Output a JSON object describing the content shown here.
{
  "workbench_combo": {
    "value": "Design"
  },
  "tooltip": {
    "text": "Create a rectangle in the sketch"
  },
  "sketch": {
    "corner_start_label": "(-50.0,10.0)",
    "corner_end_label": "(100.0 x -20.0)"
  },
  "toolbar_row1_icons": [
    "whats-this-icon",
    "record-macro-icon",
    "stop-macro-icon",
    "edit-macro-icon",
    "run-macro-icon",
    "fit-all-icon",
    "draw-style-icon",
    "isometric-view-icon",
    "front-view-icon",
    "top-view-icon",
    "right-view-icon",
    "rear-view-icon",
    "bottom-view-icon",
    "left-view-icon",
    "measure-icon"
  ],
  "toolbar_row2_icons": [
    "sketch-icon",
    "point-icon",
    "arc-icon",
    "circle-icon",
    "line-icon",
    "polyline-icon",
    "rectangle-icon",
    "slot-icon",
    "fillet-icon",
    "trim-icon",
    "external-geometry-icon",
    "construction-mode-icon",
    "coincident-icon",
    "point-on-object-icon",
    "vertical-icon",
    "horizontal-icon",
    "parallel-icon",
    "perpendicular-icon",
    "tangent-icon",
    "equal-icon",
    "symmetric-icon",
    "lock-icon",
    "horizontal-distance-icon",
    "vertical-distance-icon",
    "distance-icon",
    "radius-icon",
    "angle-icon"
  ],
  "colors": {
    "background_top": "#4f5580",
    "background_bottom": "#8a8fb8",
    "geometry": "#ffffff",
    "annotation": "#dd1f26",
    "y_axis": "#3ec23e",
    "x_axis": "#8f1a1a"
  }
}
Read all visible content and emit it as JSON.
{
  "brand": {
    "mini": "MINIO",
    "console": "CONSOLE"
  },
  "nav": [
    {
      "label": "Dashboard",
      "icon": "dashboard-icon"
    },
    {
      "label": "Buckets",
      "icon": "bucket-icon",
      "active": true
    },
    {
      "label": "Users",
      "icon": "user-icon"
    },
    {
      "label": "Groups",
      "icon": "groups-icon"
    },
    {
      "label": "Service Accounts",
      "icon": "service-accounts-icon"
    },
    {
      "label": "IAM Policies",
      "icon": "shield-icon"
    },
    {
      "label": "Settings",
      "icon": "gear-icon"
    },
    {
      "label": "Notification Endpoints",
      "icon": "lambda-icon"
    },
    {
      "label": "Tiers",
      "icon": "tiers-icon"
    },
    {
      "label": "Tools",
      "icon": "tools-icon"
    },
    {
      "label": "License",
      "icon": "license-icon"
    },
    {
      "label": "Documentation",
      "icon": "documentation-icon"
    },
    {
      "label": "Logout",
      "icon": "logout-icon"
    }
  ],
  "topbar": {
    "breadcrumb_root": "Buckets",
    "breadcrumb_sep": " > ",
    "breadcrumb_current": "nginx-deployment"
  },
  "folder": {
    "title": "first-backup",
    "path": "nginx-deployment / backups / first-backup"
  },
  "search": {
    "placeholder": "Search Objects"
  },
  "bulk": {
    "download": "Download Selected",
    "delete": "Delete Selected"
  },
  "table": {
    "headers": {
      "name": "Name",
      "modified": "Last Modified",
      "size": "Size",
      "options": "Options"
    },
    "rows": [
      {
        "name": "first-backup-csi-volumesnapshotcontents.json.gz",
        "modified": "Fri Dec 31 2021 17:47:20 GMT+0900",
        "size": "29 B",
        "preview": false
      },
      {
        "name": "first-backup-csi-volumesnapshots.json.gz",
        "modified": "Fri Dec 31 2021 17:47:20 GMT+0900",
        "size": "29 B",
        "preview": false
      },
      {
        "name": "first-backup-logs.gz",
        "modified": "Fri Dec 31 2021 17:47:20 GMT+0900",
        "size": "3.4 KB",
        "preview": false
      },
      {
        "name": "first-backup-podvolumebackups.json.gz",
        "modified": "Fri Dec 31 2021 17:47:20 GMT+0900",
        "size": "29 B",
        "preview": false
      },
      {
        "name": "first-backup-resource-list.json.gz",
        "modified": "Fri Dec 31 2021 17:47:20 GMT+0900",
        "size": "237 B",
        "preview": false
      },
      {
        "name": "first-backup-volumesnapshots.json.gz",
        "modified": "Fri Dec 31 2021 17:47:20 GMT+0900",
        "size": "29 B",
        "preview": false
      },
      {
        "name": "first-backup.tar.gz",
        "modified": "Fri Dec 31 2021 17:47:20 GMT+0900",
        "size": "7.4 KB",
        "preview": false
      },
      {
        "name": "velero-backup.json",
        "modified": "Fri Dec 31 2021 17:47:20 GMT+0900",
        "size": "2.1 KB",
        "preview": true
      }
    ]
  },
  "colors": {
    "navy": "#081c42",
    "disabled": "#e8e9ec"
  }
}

=== GIVEN INSTRUCTION ===
Read through the data and copy every line where "first" shows up.

=== COMPLETED EXERCISE ===
    "title": "first-backup",
    "path": "nginx-deployment / backups / first-backup"
        "name": "first-backup-csi-volumesnapshotcontents.json.gz",
        "name": "first-backup-csi-volumesnapshots.json.gz",
        "name": "first-backup-logs.gz",
        "name": "first-backup-podvolumebackups.json.gz",
        "name": "first-backup-resource-list.json.gz",
        "name": "first-backup-volumesnapshots.json.gz",
        "name": "first-backup.tar.gz",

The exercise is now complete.